Tally up the lines below that include the word "JSON". Answer with the number alone.

──────── EXERCISE DATA ────────

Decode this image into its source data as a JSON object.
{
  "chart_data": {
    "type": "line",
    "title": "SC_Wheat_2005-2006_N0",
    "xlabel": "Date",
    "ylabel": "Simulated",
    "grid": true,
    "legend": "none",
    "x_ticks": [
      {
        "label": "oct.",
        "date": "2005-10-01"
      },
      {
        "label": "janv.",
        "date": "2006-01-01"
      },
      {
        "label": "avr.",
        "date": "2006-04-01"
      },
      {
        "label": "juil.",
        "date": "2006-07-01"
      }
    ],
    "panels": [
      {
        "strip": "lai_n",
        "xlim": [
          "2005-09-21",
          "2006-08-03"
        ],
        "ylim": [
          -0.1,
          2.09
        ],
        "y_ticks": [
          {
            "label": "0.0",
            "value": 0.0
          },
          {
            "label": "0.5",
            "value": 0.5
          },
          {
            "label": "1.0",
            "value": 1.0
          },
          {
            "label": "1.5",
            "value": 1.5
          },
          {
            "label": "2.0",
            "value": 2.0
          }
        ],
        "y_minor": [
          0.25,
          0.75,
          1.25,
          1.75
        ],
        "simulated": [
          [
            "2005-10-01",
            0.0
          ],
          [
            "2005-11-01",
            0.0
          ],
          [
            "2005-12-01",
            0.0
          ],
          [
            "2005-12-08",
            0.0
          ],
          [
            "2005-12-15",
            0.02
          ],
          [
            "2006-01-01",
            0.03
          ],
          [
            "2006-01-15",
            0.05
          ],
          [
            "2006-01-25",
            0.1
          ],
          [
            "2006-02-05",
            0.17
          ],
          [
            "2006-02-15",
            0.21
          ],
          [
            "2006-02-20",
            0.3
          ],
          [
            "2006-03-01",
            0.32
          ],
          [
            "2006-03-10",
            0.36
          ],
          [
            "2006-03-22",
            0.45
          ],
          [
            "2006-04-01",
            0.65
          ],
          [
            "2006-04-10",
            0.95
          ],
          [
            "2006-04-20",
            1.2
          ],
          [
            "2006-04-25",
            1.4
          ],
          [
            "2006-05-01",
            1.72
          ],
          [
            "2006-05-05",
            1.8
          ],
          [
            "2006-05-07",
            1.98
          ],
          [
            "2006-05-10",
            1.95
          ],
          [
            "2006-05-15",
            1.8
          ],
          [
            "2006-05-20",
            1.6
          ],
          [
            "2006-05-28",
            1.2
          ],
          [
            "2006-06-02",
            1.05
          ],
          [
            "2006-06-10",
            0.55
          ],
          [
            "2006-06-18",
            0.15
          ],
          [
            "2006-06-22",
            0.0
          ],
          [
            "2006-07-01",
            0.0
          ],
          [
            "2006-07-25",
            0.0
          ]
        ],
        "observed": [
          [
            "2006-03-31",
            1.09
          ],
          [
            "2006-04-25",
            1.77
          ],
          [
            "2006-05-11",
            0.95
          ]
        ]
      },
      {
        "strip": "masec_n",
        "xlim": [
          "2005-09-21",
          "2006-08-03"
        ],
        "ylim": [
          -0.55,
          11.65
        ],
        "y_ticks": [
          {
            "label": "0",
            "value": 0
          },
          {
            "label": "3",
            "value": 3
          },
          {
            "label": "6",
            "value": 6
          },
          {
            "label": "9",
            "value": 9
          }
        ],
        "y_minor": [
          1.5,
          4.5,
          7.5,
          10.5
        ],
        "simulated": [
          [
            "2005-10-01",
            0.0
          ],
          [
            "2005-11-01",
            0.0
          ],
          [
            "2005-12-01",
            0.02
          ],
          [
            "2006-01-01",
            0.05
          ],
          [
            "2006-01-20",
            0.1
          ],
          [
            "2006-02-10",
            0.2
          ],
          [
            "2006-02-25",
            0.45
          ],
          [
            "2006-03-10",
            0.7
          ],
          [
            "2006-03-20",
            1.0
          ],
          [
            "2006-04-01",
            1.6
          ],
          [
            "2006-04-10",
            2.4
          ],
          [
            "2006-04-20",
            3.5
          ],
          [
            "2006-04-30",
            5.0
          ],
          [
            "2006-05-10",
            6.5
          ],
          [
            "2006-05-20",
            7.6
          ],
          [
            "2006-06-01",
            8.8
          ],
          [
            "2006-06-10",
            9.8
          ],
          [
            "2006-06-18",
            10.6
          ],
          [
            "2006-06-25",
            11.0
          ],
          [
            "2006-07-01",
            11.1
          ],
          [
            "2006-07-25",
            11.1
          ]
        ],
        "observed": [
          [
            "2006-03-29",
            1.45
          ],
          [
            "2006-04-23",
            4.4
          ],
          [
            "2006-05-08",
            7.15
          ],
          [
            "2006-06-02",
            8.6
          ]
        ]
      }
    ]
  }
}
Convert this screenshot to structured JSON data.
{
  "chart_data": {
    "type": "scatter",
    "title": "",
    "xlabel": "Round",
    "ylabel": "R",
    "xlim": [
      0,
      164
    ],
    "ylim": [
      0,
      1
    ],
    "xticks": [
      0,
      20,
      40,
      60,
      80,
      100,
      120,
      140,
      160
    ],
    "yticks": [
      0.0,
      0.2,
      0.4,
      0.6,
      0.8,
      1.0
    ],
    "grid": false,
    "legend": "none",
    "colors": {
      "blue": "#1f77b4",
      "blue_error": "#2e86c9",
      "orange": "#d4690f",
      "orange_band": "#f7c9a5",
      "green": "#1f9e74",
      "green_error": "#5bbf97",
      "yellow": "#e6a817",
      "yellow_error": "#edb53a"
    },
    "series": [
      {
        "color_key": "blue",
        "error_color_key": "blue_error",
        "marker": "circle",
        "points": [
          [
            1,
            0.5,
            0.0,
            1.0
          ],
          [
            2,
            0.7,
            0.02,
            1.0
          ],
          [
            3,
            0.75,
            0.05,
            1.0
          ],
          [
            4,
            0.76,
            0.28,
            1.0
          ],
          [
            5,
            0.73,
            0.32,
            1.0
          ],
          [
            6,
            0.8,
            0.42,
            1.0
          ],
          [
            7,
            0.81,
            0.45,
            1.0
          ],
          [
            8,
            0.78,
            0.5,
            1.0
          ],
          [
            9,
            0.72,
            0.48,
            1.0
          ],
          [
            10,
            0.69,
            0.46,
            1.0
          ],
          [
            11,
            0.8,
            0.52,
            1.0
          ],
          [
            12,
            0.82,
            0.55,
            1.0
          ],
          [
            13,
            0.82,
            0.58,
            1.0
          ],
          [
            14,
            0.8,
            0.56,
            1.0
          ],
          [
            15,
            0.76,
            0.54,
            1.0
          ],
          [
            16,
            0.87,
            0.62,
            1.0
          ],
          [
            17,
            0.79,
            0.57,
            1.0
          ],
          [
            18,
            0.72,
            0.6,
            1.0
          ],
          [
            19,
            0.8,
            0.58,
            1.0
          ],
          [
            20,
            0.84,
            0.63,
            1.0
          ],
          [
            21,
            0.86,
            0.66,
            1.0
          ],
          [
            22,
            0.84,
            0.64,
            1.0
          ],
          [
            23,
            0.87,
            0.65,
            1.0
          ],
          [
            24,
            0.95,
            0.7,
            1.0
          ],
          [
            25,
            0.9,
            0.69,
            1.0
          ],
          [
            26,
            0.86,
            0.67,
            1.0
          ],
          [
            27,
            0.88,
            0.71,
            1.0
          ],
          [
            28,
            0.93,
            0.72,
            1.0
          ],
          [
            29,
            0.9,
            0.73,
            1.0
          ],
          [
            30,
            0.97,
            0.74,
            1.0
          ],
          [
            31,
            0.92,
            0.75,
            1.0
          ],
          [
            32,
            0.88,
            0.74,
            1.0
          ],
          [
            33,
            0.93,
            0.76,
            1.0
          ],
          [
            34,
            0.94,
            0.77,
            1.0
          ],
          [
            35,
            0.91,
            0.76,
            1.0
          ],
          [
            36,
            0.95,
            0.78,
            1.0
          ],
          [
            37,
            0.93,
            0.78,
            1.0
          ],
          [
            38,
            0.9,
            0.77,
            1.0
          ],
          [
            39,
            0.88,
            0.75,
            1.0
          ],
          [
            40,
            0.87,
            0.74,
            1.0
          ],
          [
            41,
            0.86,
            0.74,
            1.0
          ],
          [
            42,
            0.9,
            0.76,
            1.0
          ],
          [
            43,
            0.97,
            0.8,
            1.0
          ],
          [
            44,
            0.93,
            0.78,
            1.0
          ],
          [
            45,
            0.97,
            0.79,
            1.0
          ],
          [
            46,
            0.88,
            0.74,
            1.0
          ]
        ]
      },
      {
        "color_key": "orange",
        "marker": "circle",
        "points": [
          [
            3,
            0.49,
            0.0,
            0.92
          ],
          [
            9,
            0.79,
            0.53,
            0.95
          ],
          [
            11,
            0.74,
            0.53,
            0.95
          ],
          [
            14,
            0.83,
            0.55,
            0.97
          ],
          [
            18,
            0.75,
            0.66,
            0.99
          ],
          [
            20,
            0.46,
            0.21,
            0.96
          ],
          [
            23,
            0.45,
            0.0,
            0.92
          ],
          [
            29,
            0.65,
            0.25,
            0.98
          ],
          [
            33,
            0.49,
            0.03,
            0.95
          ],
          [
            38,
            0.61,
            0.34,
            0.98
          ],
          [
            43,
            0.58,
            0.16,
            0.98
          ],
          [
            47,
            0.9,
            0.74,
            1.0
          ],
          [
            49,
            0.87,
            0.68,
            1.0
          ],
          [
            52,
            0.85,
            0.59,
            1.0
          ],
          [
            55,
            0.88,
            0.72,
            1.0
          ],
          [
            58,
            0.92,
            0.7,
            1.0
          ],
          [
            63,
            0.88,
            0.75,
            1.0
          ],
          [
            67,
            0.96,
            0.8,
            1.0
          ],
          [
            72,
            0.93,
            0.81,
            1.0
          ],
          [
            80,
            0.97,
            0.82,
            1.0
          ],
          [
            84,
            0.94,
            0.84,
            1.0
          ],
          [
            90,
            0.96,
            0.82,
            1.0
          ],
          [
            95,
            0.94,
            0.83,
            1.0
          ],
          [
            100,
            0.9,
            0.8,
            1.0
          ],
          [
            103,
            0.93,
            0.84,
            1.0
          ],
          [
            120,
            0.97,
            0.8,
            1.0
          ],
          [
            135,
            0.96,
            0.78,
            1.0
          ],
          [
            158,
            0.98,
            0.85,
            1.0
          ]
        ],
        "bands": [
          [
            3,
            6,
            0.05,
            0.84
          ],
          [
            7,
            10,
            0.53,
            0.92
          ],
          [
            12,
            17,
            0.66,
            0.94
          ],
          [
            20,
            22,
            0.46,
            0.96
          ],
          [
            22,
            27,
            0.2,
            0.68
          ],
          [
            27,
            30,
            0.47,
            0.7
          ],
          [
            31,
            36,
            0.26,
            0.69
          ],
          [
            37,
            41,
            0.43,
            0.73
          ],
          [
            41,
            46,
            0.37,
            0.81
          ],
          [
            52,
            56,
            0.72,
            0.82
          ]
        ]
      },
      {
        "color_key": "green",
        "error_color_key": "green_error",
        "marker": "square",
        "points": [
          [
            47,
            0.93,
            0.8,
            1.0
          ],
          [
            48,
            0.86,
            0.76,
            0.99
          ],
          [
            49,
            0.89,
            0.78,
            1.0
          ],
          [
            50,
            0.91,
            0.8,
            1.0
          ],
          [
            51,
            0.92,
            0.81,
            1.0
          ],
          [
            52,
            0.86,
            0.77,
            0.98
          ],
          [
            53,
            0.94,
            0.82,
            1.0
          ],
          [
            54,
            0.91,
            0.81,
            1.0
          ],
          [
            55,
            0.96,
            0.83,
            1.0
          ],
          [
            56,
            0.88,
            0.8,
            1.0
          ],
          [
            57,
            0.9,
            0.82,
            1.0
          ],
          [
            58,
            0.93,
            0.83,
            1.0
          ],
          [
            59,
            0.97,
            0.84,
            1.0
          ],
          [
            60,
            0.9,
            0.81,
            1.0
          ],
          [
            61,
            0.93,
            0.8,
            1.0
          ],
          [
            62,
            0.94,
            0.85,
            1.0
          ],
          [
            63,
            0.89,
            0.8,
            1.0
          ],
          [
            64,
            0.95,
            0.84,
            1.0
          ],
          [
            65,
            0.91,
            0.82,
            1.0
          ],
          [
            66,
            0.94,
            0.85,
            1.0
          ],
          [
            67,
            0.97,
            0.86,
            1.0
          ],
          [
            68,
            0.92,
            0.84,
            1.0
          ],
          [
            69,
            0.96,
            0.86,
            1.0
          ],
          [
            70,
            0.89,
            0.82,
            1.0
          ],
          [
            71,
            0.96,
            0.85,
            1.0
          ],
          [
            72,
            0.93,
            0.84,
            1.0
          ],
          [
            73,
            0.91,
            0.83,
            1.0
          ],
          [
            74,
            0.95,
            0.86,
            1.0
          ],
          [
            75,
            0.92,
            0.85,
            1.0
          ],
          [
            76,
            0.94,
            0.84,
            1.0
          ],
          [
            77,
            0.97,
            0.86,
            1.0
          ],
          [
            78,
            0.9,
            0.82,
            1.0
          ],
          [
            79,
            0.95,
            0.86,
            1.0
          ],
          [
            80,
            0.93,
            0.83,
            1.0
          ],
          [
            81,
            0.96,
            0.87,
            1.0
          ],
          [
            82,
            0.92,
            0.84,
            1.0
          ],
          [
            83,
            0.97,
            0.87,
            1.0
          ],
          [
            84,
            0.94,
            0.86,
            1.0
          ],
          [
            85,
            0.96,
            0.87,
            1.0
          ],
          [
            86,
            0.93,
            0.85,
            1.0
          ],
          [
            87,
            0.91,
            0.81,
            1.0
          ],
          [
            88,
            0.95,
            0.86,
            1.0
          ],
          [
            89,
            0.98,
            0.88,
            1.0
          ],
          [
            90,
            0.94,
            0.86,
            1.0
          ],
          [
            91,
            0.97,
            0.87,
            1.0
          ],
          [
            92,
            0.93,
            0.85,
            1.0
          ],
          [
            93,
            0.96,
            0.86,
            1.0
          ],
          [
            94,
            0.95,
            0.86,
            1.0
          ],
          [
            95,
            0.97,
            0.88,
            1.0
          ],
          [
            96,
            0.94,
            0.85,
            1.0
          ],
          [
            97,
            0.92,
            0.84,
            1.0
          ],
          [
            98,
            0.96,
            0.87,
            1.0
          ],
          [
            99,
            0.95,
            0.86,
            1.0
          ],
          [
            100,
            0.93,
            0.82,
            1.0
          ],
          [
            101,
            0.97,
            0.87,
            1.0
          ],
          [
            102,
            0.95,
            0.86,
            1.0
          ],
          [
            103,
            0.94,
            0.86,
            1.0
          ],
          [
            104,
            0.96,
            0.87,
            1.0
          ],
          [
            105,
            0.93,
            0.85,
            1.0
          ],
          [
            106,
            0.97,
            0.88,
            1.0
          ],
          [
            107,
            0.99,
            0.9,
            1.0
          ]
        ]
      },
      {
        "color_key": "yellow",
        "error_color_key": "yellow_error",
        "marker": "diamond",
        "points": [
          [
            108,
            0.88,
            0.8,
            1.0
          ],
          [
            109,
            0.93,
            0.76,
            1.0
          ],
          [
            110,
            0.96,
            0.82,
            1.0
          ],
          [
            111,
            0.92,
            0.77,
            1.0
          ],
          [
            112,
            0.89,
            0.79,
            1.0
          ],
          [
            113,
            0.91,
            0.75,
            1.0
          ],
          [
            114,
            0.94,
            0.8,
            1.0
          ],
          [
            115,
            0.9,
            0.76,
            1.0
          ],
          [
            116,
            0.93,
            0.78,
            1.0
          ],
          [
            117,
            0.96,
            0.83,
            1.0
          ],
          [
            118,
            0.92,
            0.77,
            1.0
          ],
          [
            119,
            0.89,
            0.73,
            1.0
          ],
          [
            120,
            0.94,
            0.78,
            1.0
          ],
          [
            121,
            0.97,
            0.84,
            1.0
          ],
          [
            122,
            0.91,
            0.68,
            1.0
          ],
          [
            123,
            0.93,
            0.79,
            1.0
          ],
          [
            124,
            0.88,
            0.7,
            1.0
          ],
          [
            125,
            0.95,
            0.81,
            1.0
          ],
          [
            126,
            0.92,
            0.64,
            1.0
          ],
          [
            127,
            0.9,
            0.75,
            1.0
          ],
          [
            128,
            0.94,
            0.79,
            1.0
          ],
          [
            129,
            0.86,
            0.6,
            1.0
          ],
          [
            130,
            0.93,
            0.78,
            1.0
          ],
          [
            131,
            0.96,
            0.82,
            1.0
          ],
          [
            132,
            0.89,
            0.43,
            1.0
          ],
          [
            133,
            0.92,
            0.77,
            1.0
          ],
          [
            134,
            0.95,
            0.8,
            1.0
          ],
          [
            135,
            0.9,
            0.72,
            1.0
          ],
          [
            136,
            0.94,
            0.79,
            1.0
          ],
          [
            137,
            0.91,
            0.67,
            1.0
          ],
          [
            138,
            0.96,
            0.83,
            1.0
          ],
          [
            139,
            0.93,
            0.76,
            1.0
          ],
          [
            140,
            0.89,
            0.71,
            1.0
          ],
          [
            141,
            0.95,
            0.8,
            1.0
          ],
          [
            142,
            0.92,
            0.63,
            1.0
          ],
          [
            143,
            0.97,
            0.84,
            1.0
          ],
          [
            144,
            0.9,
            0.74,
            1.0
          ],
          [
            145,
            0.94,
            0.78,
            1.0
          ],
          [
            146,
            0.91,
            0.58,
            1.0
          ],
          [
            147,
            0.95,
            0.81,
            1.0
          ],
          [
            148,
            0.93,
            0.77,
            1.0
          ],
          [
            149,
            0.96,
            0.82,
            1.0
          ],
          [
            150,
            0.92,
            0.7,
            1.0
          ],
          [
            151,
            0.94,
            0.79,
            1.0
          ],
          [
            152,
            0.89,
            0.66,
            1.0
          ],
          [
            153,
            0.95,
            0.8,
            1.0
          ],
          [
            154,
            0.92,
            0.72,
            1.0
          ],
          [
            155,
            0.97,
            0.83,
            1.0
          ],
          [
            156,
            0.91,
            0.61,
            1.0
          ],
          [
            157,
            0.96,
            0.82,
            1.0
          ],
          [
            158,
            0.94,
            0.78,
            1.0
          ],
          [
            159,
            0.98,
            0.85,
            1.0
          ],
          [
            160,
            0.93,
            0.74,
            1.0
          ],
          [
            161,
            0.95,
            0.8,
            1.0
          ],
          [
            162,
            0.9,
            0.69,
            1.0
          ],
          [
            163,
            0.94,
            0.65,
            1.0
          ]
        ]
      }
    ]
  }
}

────────

- **RESPONSE**
2